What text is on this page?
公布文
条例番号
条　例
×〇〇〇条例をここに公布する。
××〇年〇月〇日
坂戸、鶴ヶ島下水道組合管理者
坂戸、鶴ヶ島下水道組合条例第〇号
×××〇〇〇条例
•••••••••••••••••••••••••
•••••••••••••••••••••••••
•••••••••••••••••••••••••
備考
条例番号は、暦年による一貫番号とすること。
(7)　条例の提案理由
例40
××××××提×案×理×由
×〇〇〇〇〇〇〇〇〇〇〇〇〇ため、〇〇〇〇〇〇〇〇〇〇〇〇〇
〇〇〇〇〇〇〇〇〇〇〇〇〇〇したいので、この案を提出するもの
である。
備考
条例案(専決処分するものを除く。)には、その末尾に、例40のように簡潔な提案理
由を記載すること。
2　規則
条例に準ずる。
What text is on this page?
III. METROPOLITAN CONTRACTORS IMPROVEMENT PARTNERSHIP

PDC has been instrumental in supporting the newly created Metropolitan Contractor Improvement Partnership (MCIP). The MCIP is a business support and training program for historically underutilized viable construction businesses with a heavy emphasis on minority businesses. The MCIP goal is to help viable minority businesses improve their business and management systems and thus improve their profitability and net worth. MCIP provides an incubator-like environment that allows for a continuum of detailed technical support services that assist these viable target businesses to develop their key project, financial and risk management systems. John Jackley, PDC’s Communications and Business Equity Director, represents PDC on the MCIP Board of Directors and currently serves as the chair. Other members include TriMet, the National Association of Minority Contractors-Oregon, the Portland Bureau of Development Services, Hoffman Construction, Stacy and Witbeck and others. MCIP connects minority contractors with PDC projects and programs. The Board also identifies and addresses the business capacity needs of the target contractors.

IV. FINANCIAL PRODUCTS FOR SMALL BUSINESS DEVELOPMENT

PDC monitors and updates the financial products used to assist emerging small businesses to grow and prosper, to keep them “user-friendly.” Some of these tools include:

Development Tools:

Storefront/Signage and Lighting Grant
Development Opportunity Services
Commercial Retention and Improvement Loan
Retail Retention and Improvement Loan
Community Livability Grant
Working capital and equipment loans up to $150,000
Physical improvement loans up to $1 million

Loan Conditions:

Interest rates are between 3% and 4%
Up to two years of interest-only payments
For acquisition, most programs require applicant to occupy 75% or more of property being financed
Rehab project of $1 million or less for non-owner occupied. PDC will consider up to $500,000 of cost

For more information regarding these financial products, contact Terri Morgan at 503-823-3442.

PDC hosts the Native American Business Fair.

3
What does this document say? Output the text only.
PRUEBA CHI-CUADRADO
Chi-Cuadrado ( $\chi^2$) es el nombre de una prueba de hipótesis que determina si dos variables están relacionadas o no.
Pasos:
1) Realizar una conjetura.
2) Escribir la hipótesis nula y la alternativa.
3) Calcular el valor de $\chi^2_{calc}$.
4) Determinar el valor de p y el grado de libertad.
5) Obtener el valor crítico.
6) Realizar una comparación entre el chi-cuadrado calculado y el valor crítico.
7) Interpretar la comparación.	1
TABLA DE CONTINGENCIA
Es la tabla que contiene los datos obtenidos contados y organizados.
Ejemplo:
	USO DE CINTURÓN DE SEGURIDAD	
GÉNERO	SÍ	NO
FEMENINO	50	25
^^^^^^^^
[WHAT IS NEEDED]:
Each record above should be restated word for word.

[TASK RESULT]:
What text is on this page?
公布文
条例番号
条　例
×〇〇〇条例をここに公布する。
××〇年〇月〇日
坂戸、鶴ヶ島下水道組合管理者
坂戸、鶴ヶ島下水道組合条例第〇号
×××〇〇〇条例
•••••••••••••••••••••••••
•••••••••••••••••••••••••
•••••••••••••••••••••••••
備考
条例番号は、暦年による一貫番号とすること。
(7)　条例の提案理由
例40
××××××提×案×理×由
×〇〇〇〇〇〇〇〇〇〇〇〇〇ため、〇〇〇〇〇〇〇〇〇〇〇〇〇
〇〇〇〇〇〇〇〇〇〇〇〇〇〇したいので、この案を提出するもの
である。
備考
条例案(専決処分するものを除く。)には、その末尾に、例40のように簡潔な提案理
由を記載すること。
2　規則
条例に準ずる。
What text is on this page?
III. METROPOLITAN CONTRACTORS IMPROVEMENT PARTNERSHIP

PDC has been instrumental in supporting the newly created Metropolitan Contractor Improvement Partnership (MCIP). The MCIP is a business support and training program for historically underutilized viable construction businesses with a heavy emphasis on minority businesses. The MCIP goal is to help viable minority businesses improve their business and management systems and thus improve their profitability and net worth. MCIP provides an incubator-like environment that allows for a continuum of detailed technical support services that assist these viable target businesses to develop their key project, financial and risk management systems. John Jackley, PDC’s Communications and Business Equity Director, represents PDC on the MCIP Board of Directors and currently serves as the chair. Other members include TriMet, the National Association of Minority Contractors-Oregon, the Portland Bureau of Development Services, Hoffman Construction, Stacy and Witbeck and others. MCIP connects minority contractors with PDC projects and programs. The Board also identifies and addresses the business capacity needs of the target contractors.

IV. FINANCIAL PRODUCTS FOR SMALL BUSINESS DEVELOPMENT

PDC monitors and updates the financial products used to assist emerging small businesses to grow and prosper, to keep them “user-friendly.” Some of these tools include:

Development Tools:

Storefront/Signage and Lighting Grant
Development Opportunity Services
Commercial Retention and Improvement Loan
Retail Retention and Improvement Loan
Community Livability Grant
Working capital and equipment loans up to $150,000
Physical improvement loans up to $1 million

Loan Conditions:

Interest rates are between 3% and 4%
Up to two years of interest-only payments
For acquisition, most programs require applicant to occupy 75% or more of property being financed
Rehab project of $1 million or less for non-owner occupied. PDC will consider up to $500,000 of cost

For more information regarding these financial products, contact Terri Morgan at 503-823-3442.

PDC hosts the Native American Business Fair.

3
What does this document say? Output the text only.
PRUEBA CHI-CUADRADO
Chi-Cuadrado ( $\chi^2$) es el nombre de una prueba de hipótesis que determina si dos variables están relacionadas o no.
Pasos:
1) Realizar una conjetura.
2) Escribir la hipótesis nula y la alternativa.
3) Calcular el valor de $\chi^2_{calc}$.
4) Determinar el valor de p y el grado de libertad.
5) Obtener el valor crítico.
6) Realizar una comparación entre el chi-cuadrado calculado y el valor crítico.
7) Interpretar la comparación.	1
TABLA DE CONTINGENCIA
Es la tabla que contiene los datos obtenidos contados y organizados.
Ejemplo:
	USO DE CINTURÓN DE SEGURIDAD	
GÉNERO	SÍ	NO
FEMENINO	50	25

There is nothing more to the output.